Problem details
Rewrite the lines of the material below, replacing every "inset-track-point" with "inset-track-marker" and leaving everything else unchanged.

(Boxed element entries)
_ _ _ _
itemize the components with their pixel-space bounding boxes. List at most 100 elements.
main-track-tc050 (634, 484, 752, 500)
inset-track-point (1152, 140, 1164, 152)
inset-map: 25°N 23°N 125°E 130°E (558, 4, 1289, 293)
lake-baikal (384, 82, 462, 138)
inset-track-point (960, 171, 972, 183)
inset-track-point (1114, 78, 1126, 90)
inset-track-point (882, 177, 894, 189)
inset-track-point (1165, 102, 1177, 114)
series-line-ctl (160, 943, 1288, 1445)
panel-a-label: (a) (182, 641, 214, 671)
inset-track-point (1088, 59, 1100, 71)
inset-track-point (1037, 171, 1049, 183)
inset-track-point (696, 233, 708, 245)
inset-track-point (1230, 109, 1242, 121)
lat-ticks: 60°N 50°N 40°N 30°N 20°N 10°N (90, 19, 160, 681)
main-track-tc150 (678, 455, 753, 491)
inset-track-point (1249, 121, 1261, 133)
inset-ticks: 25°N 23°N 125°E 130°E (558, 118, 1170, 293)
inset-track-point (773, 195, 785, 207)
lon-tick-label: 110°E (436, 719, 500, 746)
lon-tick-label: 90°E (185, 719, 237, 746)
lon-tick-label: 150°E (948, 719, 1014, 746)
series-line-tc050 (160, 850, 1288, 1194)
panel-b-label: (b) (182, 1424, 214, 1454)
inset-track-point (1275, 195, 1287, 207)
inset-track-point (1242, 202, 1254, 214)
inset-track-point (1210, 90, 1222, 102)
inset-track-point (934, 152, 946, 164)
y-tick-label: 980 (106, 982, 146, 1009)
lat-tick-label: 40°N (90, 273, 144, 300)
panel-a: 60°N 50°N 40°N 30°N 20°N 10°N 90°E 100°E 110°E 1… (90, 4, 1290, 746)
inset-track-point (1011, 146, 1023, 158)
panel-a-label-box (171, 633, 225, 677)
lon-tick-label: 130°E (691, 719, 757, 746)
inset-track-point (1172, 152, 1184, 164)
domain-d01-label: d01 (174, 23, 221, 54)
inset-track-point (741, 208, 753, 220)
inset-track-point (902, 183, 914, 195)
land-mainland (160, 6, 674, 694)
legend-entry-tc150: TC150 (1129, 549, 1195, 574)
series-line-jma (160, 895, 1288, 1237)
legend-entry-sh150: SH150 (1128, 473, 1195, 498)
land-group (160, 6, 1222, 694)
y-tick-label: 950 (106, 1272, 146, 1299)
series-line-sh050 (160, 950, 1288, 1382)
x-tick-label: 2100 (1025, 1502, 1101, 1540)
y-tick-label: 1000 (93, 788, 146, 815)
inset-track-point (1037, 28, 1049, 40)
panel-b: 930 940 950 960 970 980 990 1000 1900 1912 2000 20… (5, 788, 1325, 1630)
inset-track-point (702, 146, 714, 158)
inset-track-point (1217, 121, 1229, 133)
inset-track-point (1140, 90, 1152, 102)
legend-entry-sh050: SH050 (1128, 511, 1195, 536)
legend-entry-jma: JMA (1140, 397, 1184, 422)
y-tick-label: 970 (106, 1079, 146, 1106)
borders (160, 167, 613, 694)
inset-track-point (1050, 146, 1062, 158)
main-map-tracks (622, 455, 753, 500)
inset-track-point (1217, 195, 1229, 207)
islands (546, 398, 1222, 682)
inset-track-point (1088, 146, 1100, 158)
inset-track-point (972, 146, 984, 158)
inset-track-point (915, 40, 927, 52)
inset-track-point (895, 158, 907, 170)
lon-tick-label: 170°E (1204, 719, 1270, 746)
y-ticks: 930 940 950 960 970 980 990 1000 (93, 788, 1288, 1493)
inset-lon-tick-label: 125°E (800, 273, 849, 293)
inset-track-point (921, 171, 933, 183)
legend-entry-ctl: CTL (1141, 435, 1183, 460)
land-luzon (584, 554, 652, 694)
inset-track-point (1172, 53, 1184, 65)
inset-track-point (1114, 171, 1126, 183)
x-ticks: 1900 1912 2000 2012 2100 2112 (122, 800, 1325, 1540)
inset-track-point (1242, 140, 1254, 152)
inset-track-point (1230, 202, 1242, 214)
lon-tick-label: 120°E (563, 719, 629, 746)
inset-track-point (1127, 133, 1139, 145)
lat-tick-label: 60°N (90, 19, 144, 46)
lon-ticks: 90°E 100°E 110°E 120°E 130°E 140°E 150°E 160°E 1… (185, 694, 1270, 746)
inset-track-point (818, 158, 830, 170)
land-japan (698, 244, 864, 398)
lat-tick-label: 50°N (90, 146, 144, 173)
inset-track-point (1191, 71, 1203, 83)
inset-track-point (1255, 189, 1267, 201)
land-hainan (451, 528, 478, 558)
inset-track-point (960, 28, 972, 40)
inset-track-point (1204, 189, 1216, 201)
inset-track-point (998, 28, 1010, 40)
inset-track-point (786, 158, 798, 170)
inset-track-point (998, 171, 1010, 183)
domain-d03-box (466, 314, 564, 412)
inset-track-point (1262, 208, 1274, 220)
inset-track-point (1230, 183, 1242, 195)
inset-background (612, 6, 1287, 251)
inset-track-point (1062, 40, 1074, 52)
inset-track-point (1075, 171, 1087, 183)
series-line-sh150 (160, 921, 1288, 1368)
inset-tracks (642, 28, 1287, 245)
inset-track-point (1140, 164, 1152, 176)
_ _ _ _
Task response
itemize the components with their pixel-space bounding boxes. List at most 100 elements.
main-track-tc050 (634, 484, 752, 500)
inset-track-marker (1152, 140, 1164, 152)
inset-map: 25°N 23°N 125°E 130°E (558, 4, 1289, 293)
lake-baikal (384, 82, 462, 138)
inset-track-marker (960, 171, 972, 183)
inset-track-marker (1114, 78, 1126, 90)
inset-track-marker (882, 177, 894, 189)
inset-track-marker (1165, 102, 1177, 114)
series-line-ctl (160, 943, 1288, 1445)
panel-a-label: (a) (182, 641, 214, 671)
inset-track-marker (1088, 59, 1100, 71)
inset-track-marker (1037, 171, 1049, 183)
inset-track-marker (696, 233, 708, 245)
inset-track-marker (1230, 109, 1242, 121)
lat-ticks: 60°N 50°N 40°N 30°N 20°N 10°N (90, 19, 160, 681)
main-track-tc150 (678, 455, 753, 491)
inset-track-marker (1249, 121, 1261, 133)
inset-ticks: 25°N 23°N 125°E 130°E (558, 118, 1170, 293)
inset-track-marker (773, 195, 785, 207)
lon-tick-label: 110°E (436, 719, 500, 746)
lon-tick-label: 90°E (185, 719, 237, 746)
lon-tick-label: 150°E (948, 719, 1014, 746)
series-line-tc050 (160, 850, 1288, 1194)
panel-b-label: (b) (182, 1424, 214, 1454)
inset-track-marker (1275, 195, 1287, 207)
inset-track-marker (1242, 202, 1254, 214)
inset-track-marker (1210, 90, 1222, 102)
inset-track-marker (934, 152, 946, 164)
y-tick-label: 980 (106, 982, 146, 1009)
lat-tick-label: 40°N (90, 273, 144, 300)
panel-a: 60°N 50°N 40°N 30°N 20°N 10°N 90°E 100°E 110°E 1… (90, 4, 1290, 746)
inset-track-marker (1011, 146, 1023, 158)
panel-a-label-box (171, 633, 225, 677)
lon-tick-label: 130°E (691, 719, 757, 746)
inset-track-marker (1172, 152, 1184, 164)
domain-d01-label: d01 (174, 23, 221, 54)
inset-track-marker (741, 208, 753, 220)
inset-track-marker (902, 183, 914, 195)
land-mainland (160, 6, 674, 694)
legend-entry-tc150: TC150 (1129, 549, 1195, 574)
series-line-jma (160, 895, 1288, 1237)
legend-entry-sh150: SH150 (1128, 473, 1195, 498)
land-group (160, 6, 1222, 694)
y-tick-label: 950 (106, 1272, 146, 1299)
series-line-sh050 (160, 950, 1288, 1382)
x-tick-label: 2100 (1025, 1502, 1101, 1540)
y-tick-label: 1000 (93, 788, 146, 815)
inset-track-marker (1037, 28, 1049, 40)
panel-b: 930 940 950 960 970 980 990 1000 1900 1912 2000 20… (5, 788, 1325, 1630)
inset-track-marker (702, 146, 714, 158)
inset-track-marker (1217, 121, 1229, 133)
inset-track-marker (1140, 90, 1152, 102)
legend-entry-sh050: SH050 (1128, 511, 1195, 536)
legend-entry-jma: JMA (1140, 397, 1184, 422)
y-tick-label: 970 (106, 1079, 146, 1106)
borders (160, 167, 613, 694)
inset-track-marker (1050, 146, 1062, 158)
main-map-tracks (622, 455, 753, 500)
inset-track-marker (1217, 195, 1229, 207)
islands (546, 398, 1222, 682)
inset-track-marker (1088, 146, 1100, 158)
inset-track-marker (972, 146, 984, 158)
inset-track-marker (915, 40, 927, 52)
inset-track-marker (895, 158, 907, 170)
lon-tick-label: 170°E (1204, 719, 1270, 746)
y-ticks: 930 940 950 960 970 980 990 1000 (93, 788, 1288, 1493)
inset-lon-tick-label: 125°E (800, 273, 849, 293)
inset-track-marker (921, 171, 933, 183)
legend-entry-ctl: CTL (1141, 435, 1183, 460)
land-luzon (584, 554, 652, 694)
inset-track-marker (1172, 53, 1184, 65)
inset-track-marker (1114, 171, 1126, 183)
x-ticks: 1900 1912 2000 2012 2100 2112 (122, 800, 1325, 1540)
inset-track-marker (1242, 140, 1254, 152)
inset-track-marker (1230, 202, 1242, 214)
lon-tick-label: 120°E (563, 719, 629, 746)
inset-track-marker (1127, 133, 1139, 145)
lat-tick-label: 60°N (90, 19, 144, 46)
lon-ticks: 90°E 100°E 110°E 120°E 130°E 140°E 150°E 160°E 1… (185, 694, 1270, 746)
inset-track-marker (818, 158, 830, 170)
land-japan (698, 244, 864, 398)
lat-tick-label: 50°N (90, 146, 144, 173)
inset-track-marker (1191, 71, 1203, 83)
inset-track-marker (1255, 189, 1267, 201)
land-hainan (451, 528, 478, 558)
inset-track-marker (960, 28, 972, 40)
inset-track-marker (1204, 189, 1216, 201)
inset-track-marker (998, 28, 1010, 40)
inset-track-marker (786, 158, 798, 170)
inset-track-marker (998, 171, 1010, 183)
domain-d03-box (466, 314, 564, 412)
inset-track-marker (1262, 208, 1274, 220)
inset-track-marker (1230, 183, 1242, 195)
inset-background (612, 6, 1287, 251)
inset-track-marker (1062, 40, 1074, 52)
inset-track-marker (1075, 171, 1087, 183)
series-line-sh150 (160, 921, 1288, 1368)
inset-tracks (642, 28, 1287, 245)
inset-track-marker (1140, 164, 1152, 176)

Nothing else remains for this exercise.